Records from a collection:

# # # #

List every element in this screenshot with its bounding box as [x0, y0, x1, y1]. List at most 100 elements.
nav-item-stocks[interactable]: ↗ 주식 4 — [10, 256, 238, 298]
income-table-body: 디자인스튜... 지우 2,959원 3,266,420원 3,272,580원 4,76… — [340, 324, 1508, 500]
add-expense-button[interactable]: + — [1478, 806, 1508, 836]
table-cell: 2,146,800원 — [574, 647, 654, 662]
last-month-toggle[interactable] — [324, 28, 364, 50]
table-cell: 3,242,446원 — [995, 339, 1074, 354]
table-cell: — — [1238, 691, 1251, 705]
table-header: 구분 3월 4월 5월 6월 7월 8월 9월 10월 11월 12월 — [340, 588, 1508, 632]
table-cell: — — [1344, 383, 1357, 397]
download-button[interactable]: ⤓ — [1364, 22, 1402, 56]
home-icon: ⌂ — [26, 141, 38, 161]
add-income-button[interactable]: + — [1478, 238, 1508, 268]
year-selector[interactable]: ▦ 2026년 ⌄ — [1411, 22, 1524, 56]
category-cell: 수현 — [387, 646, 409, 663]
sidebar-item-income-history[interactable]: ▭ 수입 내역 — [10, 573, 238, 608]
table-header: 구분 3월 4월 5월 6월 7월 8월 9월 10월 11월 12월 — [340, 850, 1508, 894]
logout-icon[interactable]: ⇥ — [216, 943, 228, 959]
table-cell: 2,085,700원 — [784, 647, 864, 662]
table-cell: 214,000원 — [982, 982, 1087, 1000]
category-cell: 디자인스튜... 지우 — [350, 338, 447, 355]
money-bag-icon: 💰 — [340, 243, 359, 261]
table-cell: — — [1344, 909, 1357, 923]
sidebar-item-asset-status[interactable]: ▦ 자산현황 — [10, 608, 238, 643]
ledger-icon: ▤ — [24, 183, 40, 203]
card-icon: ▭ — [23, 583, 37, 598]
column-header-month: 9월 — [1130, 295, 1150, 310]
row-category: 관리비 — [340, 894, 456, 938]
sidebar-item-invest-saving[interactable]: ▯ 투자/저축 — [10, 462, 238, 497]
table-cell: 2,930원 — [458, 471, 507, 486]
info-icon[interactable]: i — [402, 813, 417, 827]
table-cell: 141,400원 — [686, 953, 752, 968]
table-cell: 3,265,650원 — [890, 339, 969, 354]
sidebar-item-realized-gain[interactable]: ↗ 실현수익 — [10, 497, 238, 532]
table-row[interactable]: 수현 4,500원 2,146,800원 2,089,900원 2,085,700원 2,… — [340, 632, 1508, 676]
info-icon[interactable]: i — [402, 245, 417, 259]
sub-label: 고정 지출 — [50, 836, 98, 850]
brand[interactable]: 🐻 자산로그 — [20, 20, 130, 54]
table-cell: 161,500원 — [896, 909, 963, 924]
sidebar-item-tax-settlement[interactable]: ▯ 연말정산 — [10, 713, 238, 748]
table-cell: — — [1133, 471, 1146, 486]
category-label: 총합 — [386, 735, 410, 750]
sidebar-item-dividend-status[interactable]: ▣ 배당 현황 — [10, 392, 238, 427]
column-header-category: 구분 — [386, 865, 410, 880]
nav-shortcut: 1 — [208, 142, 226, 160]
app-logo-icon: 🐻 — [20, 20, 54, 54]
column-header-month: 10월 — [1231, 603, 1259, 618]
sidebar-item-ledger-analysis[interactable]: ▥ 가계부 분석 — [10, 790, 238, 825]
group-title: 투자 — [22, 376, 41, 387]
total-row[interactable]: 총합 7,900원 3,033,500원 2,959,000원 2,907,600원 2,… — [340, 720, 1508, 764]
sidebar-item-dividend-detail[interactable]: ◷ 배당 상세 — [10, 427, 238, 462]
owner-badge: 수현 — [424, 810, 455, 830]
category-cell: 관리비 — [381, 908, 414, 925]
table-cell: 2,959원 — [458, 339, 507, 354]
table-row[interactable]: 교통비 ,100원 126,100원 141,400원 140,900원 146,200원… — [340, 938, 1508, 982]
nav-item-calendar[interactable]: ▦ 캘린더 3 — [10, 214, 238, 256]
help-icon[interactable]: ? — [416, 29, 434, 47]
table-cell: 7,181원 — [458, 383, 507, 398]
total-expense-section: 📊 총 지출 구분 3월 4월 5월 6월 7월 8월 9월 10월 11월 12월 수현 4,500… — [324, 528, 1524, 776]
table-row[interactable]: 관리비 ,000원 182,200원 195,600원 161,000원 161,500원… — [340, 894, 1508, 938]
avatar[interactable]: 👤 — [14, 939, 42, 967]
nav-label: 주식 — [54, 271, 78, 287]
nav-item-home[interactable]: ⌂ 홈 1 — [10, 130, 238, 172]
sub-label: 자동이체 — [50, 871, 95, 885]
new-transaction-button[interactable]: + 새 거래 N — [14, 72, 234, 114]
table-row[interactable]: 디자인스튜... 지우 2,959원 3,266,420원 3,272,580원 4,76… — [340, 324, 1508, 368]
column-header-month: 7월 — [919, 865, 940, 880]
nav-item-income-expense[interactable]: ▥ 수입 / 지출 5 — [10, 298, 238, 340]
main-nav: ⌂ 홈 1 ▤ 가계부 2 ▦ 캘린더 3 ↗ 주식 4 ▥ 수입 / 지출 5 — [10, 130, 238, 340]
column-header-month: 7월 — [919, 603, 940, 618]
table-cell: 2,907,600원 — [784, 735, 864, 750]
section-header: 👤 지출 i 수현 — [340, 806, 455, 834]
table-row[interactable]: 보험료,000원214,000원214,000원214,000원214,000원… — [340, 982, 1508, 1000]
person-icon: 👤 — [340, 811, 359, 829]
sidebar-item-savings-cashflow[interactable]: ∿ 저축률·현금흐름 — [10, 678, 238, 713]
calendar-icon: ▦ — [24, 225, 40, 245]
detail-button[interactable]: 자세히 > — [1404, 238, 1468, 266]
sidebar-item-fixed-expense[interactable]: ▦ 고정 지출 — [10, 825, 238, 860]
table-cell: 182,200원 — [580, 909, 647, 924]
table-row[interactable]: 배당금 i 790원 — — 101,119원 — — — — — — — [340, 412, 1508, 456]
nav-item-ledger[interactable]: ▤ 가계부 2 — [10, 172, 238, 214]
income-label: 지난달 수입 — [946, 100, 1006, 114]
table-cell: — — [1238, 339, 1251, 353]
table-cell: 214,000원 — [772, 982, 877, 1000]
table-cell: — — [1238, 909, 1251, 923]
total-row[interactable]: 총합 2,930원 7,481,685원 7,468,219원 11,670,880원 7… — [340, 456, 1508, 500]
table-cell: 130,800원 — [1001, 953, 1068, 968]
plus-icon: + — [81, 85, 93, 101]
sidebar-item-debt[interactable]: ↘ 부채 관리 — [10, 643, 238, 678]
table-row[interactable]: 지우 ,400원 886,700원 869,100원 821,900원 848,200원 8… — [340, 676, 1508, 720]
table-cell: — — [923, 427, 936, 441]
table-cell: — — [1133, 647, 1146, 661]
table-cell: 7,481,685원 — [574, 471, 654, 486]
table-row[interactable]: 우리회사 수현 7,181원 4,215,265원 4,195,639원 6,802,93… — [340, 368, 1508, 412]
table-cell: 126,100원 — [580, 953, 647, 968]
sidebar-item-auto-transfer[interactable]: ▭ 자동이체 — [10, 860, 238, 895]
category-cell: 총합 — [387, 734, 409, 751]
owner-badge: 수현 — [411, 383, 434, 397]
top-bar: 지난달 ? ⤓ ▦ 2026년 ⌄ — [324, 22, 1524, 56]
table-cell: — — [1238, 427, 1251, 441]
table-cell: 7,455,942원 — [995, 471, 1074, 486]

# # # #

Goal of the exercise: Transcribe the material above, from its first line through the line containing "table-cell: — — [1238, 691, 1251, 705]", both included, reproducing each line without change.

Exercise result:
List every element in this screenshot with its bounding box as [x0, y0, x1, y1]. List at most 100 elements.
nav-item-stocks[interactable]: ↗ 주식 4 — [10, 256, 238, 298]
income-table-body: 디자인스튜... 지우 2,959원 3,266,420원 3,272,580원 4,76… — [340, 324, 1508, 500]
add-expense-button[interactable]: + — [1478, 806, 1508, 836]
table-cell: 2,146,800원 — [574, 647, 654, 662]
last-month-toggle[interactable] — [324, 28, 364, 50]
table-cell: 3,242,446원 — [995, 339, 1074, 354]
table-cell: — — [1238, 691, 1251, 705]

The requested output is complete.